• Exercise details:
Transcribe every entry below word for word, but skip the pictures.

• Dataset excerpts:
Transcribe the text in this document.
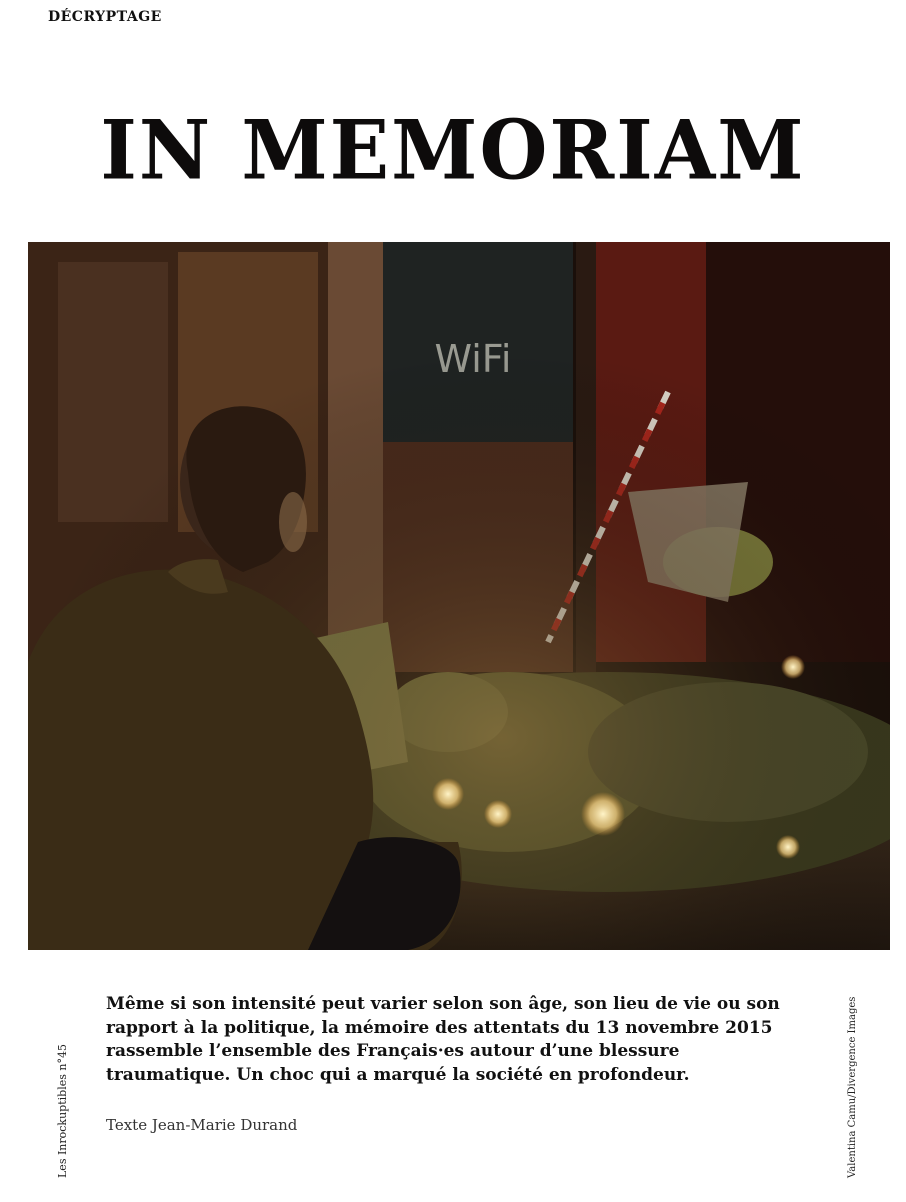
DÉCRYPTAGE
IN MEMORIAM
Même si son intensité peut varier selon son âge, son lieu de vie ou son rapport à la politique, la mémoire des attentats du 13 novembre 2015 rassemble l’ensemble des Français·es autour d’une blessure traumatique. Un choc qui a marqué la société en profondeur.
Texte Jean-Marie Durand
Les Inrockuptibles n°45	Valentina Camu/Divergence Images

• Response to the exercise:
Transcribe the text in this document.
DÉCRYPTAGE
IN MEMORIAM
Même si son intensité peut varier selon son âge, son lieu de vie ou son rapport à la politique, la mémoire des attentats du 13 novembre 2015 rassemble l’ensemble des Français·es autour d’une blessure traumatique. Un choc qui a marqué la société en profondeur.
Texte Jean-Marie Durand
Les Inrockuptibles n°45	Valentina Camu/Divergence Images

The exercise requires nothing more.